### Given text
+++
# Black Locust!



## bsharp

I'm sure this has been beat to death somewhere here, but I haven't come across anywhere that specifically covers my question. It looks like I'm going to have some land to plant on and I'm really interested in Locust...the problem is that I can't seem to find anywhere that states how long it takes for seedlings to bloom. 

I was interested in tulip poplars until I learned that it would be 15-20 years before I could expect forage for my bees. Now I'm happy to plan(t) for the future, but right now I'm more interested in shorter-term investments. I already plan to do clover/alfalfa in the fields, but the idea of nectar producing trees is very appealing to me.

To reiterate, how many years until I can expect Black Locust seedlings to bloom?

Thanks,
Brandon


----------



## WLC

Seedlings? You should really buy trees from an nursery. They should already be more than a few years old.


----------



## TalonRedding

bsharp,

The answer to your question depends on the soil. I personally have seen black locust bloom at 2 and 3 years of age. But what you need to consider is the amount of forage you are providing with trees vs legumes. You would have to plant hundreds, even thousands of trees to make a difference in forage. Also, black locust grows everywhere across our state. I'm sure there are plenty of locusts in your area within the 8,000 acres that your bees will be foraging. No worries there for sure. The legumes will be the most bang for your buck simply due to bloom density. Good for a dearth too. 
It won't hurt anything to plant trees, but it won't make a huge difference until everyone in your area did it. You actually have a large amount of forage in your area already.


----------



## UTvolshype

Best for Middle Tennessee would be sumac species, clovers, Hollies, privet and basswood trees. You likely have enough Tulip Popular trees in your area. Black locust is a short lived tree and a questionable honey source most years in middle and eastern Tn.


----------



## RudyT

you might want to check out Kim Flottum's _Better Beekeeping_ whose planting plan includes both trees and ground plants (like legumes).
+++
### Dataset entries
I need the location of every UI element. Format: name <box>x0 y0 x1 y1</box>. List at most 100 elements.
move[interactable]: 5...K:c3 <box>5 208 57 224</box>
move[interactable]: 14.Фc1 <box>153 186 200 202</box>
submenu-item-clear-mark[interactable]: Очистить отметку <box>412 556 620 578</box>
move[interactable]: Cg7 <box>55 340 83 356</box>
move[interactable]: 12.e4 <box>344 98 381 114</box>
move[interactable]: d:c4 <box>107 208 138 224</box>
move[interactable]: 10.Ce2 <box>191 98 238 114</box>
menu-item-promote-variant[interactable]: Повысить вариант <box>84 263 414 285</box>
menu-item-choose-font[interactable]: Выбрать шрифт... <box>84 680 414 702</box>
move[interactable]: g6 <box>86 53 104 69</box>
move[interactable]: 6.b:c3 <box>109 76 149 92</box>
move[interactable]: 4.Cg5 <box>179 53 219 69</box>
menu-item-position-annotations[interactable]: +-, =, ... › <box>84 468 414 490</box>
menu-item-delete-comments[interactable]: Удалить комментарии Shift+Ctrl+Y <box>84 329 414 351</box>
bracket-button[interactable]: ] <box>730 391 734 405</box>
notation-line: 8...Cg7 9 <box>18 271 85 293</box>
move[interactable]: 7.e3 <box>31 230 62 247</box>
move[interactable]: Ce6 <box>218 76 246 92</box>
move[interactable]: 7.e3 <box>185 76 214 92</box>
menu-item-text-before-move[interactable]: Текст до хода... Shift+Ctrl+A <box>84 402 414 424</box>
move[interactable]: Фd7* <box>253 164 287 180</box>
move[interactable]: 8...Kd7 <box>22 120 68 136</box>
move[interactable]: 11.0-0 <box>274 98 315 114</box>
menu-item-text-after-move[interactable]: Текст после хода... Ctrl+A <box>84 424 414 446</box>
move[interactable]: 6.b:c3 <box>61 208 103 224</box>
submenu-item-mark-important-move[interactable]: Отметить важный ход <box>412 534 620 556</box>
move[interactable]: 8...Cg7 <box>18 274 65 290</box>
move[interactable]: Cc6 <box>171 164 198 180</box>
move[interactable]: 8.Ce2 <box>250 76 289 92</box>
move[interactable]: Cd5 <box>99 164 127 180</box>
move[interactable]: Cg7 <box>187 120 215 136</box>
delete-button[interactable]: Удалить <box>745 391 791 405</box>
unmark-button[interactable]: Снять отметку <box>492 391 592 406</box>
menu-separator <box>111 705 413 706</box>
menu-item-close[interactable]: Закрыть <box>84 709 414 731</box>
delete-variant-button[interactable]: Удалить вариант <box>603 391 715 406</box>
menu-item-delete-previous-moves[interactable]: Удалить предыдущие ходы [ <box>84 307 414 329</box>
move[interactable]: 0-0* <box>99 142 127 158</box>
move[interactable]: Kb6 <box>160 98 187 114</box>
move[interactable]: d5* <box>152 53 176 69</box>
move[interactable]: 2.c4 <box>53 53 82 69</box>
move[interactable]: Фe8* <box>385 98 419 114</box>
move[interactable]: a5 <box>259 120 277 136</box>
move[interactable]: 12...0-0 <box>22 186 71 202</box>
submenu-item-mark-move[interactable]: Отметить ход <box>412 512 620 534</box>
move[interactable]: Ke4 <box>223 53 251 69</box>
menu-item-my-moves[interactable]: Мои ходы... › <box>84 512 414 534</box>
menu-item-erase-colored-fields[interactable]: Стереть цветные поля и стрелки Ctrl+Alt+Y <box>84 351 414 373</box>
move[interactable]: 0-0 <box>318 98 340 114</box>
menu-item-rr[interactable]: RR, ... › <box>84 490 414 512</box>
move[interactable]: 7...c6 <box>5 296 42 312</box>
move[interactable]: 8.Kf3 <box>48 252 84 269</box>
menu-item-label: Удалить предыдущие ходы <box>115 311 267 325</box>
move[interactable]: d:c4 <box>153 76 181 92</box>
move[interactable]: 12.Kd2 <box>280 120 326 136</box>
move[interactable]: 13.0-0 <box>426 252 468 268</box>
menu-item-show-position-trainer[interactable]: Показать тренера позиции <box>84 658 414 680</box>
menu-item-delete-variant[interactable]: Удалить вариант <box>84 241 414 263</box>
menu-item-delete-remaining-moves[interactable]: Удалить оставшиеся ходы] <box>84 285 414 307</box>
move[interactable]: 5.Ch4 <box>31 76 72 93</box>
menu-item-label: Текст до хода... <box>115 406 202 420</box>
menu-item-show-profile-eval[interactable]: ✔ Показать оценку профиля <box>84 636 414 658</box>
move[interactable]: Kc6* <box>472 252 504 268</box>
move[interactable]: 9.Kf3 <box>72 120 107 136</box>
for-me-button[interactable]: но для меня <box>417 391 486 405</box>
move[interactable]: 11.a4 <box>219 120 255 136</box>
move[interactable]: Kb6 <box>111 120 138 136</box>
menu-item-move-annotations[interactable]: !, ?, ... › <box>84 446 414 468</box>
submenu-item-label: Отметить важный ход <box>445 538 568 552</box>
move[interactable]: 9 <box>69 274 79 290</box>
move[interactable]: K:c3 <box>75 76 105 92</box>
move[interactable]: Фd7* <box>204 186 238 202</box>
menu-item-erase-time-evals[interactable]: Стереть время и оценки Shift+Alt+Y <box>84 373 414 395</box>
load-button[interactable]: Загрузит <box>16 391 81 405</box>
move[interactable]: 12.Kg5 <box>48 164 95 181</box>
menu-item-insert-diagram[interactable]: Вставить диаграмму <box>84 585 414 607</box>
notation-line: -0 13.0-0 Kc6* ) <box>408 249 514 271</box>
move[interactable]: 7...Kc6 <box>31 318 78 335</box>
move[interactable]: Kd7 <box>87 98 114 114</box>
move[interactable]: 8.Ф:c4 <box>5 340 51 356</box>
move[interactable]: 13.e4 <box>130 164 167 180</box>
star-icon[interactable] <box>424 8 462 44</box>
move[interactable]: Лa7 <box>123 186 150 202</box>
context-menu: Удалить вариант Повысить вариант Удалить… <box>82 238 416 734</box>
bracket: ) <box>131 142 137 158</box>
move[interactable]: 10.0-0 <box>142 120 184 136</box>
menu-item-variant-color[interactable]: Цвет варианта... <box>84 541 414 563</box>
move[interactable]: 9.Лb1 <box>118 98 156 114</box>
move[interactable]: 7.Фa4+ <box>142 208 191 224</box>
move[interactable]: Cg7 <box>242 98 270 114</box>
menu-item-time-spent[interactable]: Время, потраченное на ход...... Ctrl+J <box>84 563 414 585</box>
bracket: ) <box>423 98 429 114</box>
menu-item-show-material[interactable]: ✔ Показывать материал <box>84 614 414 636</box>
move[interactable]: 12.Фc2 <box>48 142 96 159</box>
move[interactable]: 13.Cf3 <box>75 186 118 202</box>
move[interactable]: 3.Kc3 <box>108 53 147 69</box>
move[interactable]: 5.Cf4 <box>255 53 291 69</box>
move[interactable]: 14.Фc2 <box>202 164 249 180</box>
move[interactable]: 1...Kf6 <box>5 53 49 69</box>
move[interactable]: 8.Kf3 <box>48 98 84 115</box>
+++
### Exercise set
a. Answer these from the black locust thread:
(i) How many years did bsharp learn it would take before tulip poplars provided forage for bees?
(ii) At what ages has TalonRedding personally seen black locust bloom?
(iii) Whose book does RudyT suggest checking out, and what is its title?
b. From the black locust thread, extract the passage that begins at the words "I'm sure this" and stops after the words "seedlings to bloom.".
Answer using only the forum thread on black locust, not the rows.

### Expected results
a.
(i) 15-20 years
(ii) 2 and 3 years of age
(iii) Kim Flottum's book, *Better Beekeeping*

b.
I'm sure this has been beat to death somewhere here, but I haven't come across anywhere that specifically covers my question. It looks like I'm going to have some land to plant on and I'm really interested in Locust...the problem is that I can't seem to find anywhere that states how long it takes for seedlings to bloom.